Exercise aim: How many lines in the records below contain the word "JSON"? Give only the number.

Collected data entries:
▬▬▬

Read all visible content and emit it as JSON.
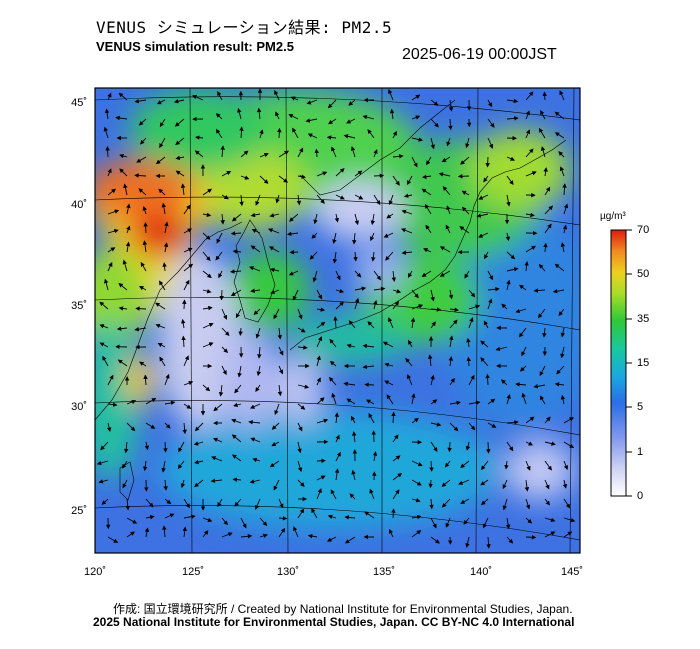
{
  "title_ja": "VENUS シミュレーション結果: PM2.5",
  "title_en": "VENUS simulation result: PM2.5",
  "timestamp": "2025-06-19 00:00JST",
  "lat_labels": [
    "45˚",
    "40˚",
    "35˚",
    "30˚",
    "25˚"
  ],
  "lon_labels": [
    "120˚",
    "125˚",
    "130˚",
    "135˚",
    "140˚",
    "145˚"
  ],
  "colorbar": {
    "unit": "µg/m³",
    "ticks": [
      "70",
      "50",
      "35",
      "15",
      "5",
      "1",
      "0"
    ],
    "colors": [
      "#d9d9f7",
      "#a0a8ee",
      "#4a78e6",
      "#1ea0e8",
      "#18c8a8",
      "#2cc840",
      "#96dc28",
      "#ecd820",
      "#f09020",
      "#e02010"
    ]
  },
  "footer_line1": "作成: 国立環境研究所 / Created by National Institute for Environmental Studies, Japan.",
  "footer_line2": "2025 National Institute for Environmental Studies, Japan. CC BY-NC 4.0 International"
}
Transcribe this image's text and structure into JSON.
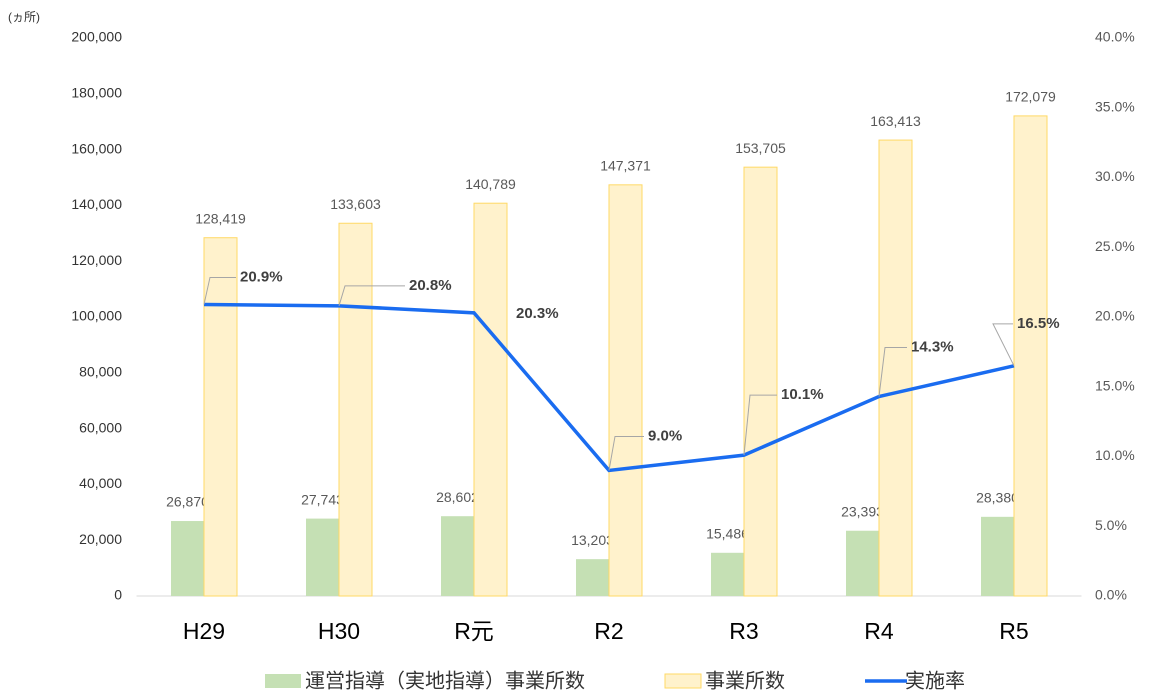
{
  "chart_data": {
    "type": "bar",
    "y_label": "(ヵ所)",
    "categories": [
      "H29",
      "H30",
      "R元",
      "R2",
      "R3",
      "R4",
      "R5"
    ],
    "series": [
      {
        "name": "運営指導（実地指導）事業所数",
        "type": "bar",
        "color": "#c5e0b4",
        "values": [
          26870,
          27743,
          28602,
          13203,
          15486,
          23393,
          28380
        ],
        "value_labels": [
          "26,870",
          "27,743",
          "28,602",
          "13,203",
          "15,486",
          "23,393",
          "28,380"
        ]
      },
      {
        "name": "事業所数",
        "type": "bar",
        "color": "#fff2cc",
        "edge_color": "#ffd966",
        "values": [
          128419,
          133603,
          140789,
          147371,
          153705,
          163413,
          172079
        ],
        "value_labels": [
          "128,419",
          "133,603",
          "140,789",
          "147,371",
          "153,705",
          "163,413",
          "172,079"
        ]
      },
      {
        "name": "実施率",
        "type": "line",
        "axis": "y2",
        "color": "#1a6cf0",
        "values": [
          20.9,
          20.8,
          20.3,
          9.0,
          10.1,
          14.3,
          16.5
        ],
        "value_labels": [
          "20.9%",
          "20.8%",
          "20.3%",
          "9.0%",
          "10.1%",
          "14.3%",
          "16.5%"
        ]
      }
    ],
    "ylim": [
      0,
      200000
    ],
    "yticks": [
      0,
      {
        "value": 20000,
        "label": "20,000"
      },
      {
        "value": 40000,
        "label": "40,000"
      },
      {
        "value": 60000,
        "label": "60,000"
      },
      {
        "value": 80000,
        "label": "80,000"
      },
      {
        "value": 100000,
        "label": "100,000"
      },
      {
        "value": 120000,
        "label": "120,000"
      },
      {
        "value": 140000,
        "label": "140,000"
      },
      {
        "value": 160000,
        "label": "160,000"
      },
      {
        "value": 180000,
        "label": "180,000"
      },
      {
        "value": 200000,
        "label": "200,000"
      }
    ],
    "y2lim": [
      0,
      40
    ],
    "y2ticks": [
      {
        "value": 0,
        "label": "0.0%"
      },
      {
        "value": 5,
        "label": "5.0%"
      },
      {
        "value": 10,
        "label": "10.0%"
      },
      {
        "value": 15,
        "label": "15.0%"
      },
      {
        "value": 20,
        "label": "20.0%"
      },
      {
        "value": 25,
        "label": "25.0%"
      },
      {
        "value": 30,
        "label": "30.0%"
      },
      {
        "value": 35,
        "label": "35.0%"
      },
      {
        "value": 40,
        "label": "40.0%"
      }
    ],
    "grid": false,
    "legend": "bottom"
  }
}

▬▬▬

Task output: 2